* _Stated task_:
Read the records below. Copy each line where the string "primitive" occurs.
[Start of Extracted material]
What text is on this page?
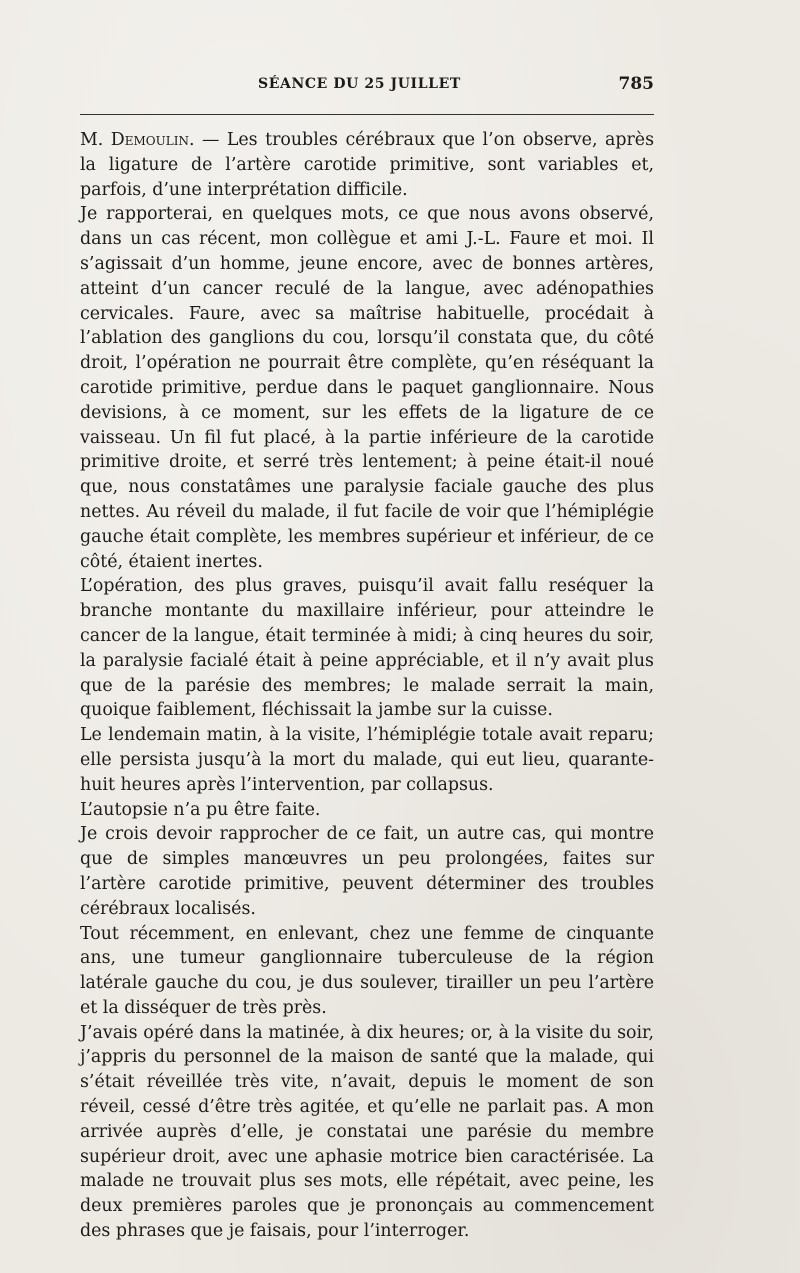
SÉANCE DU 25 JUILLET	785

M. Demoulin. — Les troubles cérébraux que l’on observe, après la ligature de l’artère carotide primitive, sont variables et, parfois, d’une interprétation difficile.

Je rapporterai, en quelques mots, ce que nous avons observé, dans un cas récent, mon collègue et ami J.-L. Faure et moi. Il s’agissait d’un homme, jeune encore, avec de bonnes artères, atteint d’un cancer reculé de la langue, avec adénopathies cervicales. Faure, avec sa maîtrise habituelle, procédait à l’ablation des ganglions du cou, lorsqu’il constata que, du côté droit, l’opération ne pourrait être complète, qu’en réséquant la carotide primitive, perdue dans le paquet ganglionnaire. Nous devisions, à ce moment, sur les effets de la ligature de ce vaisseau. Un fil fut placé, à la partie inférieure de la carotide primitive droite, et serré très lentement; à peine était-il noué que, nous constatâmes une paralysie faciale gauche des plus nettes. Au réveil du malade, il fut facile de voir que l’hémiplégie gauche était complète, les membres supérieur et inférieur, de ce côté, étaient inertes.

L’opération, des plus graves, puisqu’il avait fallu reséquer la branche montante du maxillaire inférieur, pour atteindre le cancer de la langue, était terminée à midi; à cinq heures du soir, la paralysie facialé était à peine appréciable, et il n’y avait plus que de la parésie des membres; le malade serrait la main, quoique faiblement, fléchissait la jambe sur la cuisse.

Le lendemain matin, à la visite, l’hémiplégie totale avait reparu; elle persista jusqu’à la mort du malade, qui eut lieu, quarante-huit heures après l’intervention, par collapsus.

L’autopsie n’a pu être faite.

Je crois devoir rapprocher de ce fait, un autre cas, qui montre que de simples manœuvres un peu prolongées, faites sur l’artère carotide primitive, peuvent déterminer des troubles cérébraux localisés.

Tout récemment, en enlevant, chez une femme de cinquante ans, une tumeur ganglionnaire tuberculeuse de la région latérale gauche du cou, je dus soulever, tirailler un peu l’artère et la disséquer de très près.

J’avais opéré dans la matinée, à dix heures; or, à la visite du soir, j’appris du personnel de la maison de santé que la malade, qui s’était réveillée très vite, n’avait, depuis le moment de son réveil, cessé d’être très agitée, et qu’elle ne parlait pas. A mon arrivée auprès d’elle, je constatai une parésie du membre supérieur droit, avec une aphasie motrice bien caractérisée. La malade ne trouvait plus ses mots, elle répétait, avec peine, les deux premières paroles que je prononçais au commencement des phrases que je faisais, pour l’interroger.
[End of Extracted material]
* _Output_:
M. Demoulin. — Les troubles cérébraux que l’on observe, après la ligature de l’artère carotide primitive, sont variables et, parfois, d’une interprétation difficile.
Je rapporterai, en quelques mots, ce que nous avons observé, dans un cas récent, mon collègue et ami J.-L. Faure et moi. Il s’agissait d’un homme, jeune encore, avec de bonnes artères, atteint d’un cancer reculé de la langue, avec adénopathies cervicales. Faure, avec sa maîtrise habituelle, procédait à l’ablation des ganglions du cou, lorsqu’il constata que, du côté droit, l’opération ne pourrait être complète, qu’en réséquant la carotide primitive, perdue dans le paquet ganglionnaire. Nous devisions, à ce moment, sur les effets de la ligature de ce vaisseau. Un fil fut placé, à la partie inférieure de la carotide primitive droite, et serré très lentement; à peine était-il noué que, nous constatâmes une paralysie faciale gauche des plus nettes. Au réveil du malade, il fut facile de voir que l’hémiplégie gauche était complète, les membres supérieur et inférieur, de ce côté, étaient inertes.
Je crois devoir rapprocher de ce fait, un autre cas, qui montre que de simples manœuvres un peu prolongées, faites sur l’artère carotide primitive, peuvent déterminer des troubles cérébraux localisés.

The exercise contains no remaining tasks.